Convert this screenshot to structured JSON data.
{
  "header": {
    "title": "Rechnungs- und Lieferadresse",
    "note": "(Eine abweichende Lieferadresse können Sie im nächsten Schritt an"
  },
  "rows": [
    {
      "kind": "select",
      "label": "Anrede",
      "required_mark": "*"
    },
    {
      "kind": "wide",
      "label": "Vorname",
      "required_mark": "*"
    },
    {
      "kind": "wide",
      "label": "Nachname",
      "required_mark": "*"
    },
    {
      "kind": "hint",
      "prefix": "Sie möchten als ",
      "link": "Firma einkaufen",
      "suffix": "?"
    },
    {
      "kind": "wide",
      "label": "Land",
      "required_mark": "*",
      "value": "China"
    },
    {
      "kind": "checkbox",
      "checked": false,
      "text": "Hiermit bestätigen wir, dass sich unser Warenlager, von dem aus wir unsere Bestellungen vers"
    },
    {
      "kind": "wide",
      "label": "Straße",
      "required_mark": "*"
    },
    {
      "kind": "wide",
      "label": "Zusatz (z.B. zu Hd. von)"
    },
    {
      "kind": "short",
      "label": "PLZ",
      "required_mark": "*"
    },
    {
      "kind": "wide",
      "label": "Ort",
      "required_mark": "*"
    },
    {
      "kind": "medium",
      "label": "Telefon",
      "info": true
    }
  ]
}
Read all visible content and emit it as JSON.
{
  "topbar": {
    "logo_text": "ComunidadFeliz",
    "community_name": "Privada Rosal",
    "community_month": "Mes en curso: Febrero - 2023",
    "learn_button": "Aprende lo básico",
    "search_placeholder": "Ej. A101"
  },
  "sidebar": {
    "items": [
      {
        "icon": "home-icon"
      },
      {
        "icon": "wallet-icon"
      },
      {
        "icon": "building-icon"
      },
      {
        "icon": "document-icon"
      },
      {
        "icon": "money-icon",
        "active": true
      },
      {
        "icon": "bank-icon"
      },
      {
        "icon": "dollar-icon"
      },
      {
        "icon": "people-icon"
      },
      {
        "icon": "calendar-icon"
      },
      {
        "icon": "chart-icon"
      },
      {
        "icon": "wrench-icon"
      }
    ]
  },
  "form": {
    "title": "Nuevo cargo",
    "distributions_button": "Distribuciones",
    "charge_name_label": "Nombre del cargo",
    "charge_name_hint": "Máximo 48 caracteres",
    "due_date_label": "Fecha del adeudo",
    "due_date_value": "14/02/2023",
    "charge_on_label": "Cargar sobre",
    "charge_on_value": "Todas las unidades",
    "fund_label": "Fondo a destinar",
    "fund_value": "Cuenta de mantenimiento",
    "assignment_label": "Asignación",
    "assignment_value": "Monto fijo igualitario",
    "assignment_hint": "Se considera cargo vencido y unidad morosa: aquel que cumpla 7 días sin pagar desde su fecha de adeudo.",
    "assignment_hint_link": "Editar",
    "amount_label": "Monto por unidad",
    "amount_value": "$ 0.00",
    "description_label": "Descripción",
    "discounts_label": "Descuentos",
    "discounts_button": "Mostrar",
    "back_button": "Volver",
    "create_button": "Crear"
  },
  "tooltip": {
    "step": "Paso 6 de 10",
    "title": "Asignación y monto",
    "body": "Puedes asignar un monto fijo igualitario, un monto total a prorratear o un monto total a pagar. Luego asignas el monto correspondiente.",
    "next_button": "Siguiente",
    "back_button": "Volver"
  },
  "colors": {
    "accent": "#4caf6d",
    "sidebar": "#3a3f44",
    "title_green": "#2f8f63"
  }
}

### [Your task]
Give the number of lines in the material above that have the word "icon" in them, and nothing more.

### [Output]
11